What needs to be done
Return all lines below containing the word "this".

Excerpts from a figure dataset
# # #
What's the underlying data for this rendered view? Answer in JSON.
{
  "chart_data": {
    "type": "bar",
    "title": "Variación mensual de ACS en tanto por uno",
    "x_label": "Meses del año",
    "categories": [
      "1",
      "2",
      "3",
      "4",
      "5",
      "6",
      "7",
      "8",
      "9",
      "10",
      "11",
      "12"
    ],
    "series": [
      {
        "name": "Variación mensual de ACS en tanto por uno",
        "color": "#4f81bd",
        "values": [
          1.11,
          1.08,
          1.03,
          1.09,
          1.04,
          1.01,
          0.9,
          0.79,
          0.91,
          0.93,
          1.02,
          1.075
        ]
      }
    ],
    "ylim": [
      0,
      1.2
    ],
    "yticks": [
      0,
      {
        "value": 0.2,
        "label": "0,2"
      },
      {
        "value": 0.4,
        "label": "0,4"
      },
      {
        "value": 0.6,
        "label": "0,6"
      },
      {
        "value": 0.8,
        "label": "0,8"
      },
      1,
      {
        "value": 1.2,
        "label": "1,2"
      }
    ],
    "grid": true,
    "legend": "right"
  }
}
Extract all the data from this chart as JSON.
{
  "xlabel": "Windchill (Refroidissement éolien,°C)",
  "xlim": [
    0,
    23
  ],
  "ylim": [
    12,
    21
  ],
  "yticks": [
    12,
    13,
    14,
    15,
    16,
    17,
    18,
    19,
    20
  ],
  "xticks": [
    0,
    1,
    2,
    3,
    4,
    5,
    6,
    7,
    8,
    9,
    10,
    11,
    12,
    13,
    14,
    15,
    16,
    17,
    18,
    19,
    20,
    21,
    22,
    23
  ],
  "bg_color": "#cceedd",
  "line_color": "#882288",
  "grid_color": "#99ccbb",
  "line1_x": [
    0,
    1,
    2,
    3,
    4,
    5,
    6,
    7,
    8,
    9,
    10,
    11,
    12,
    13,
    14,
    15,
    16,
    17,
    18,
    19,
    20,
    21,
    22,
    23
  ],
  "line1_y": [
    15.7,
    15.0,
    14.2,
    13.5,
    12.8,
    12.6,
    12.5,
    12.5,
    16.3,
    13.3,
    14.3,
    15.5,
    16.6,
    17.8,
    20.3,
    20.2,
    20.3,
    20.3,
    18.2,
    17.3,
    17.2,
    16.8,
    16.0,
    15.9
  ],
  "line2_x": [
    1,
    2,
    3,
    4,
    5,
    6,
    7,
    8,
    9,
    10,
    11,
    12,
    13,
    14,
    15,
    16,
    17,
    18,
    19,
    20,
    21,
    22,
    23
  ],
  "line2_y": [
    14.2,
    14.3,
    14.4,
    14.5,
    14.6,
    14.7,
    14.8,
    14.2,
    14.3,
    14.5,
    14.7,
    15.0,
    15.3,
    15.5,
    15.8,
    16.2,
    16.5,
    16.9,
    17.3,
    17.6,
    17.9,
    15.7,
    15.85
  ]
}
# # #
Response below
What's the underlying data for this rendered view? Answer in JSON.
Extract all the data from this chart as JSON.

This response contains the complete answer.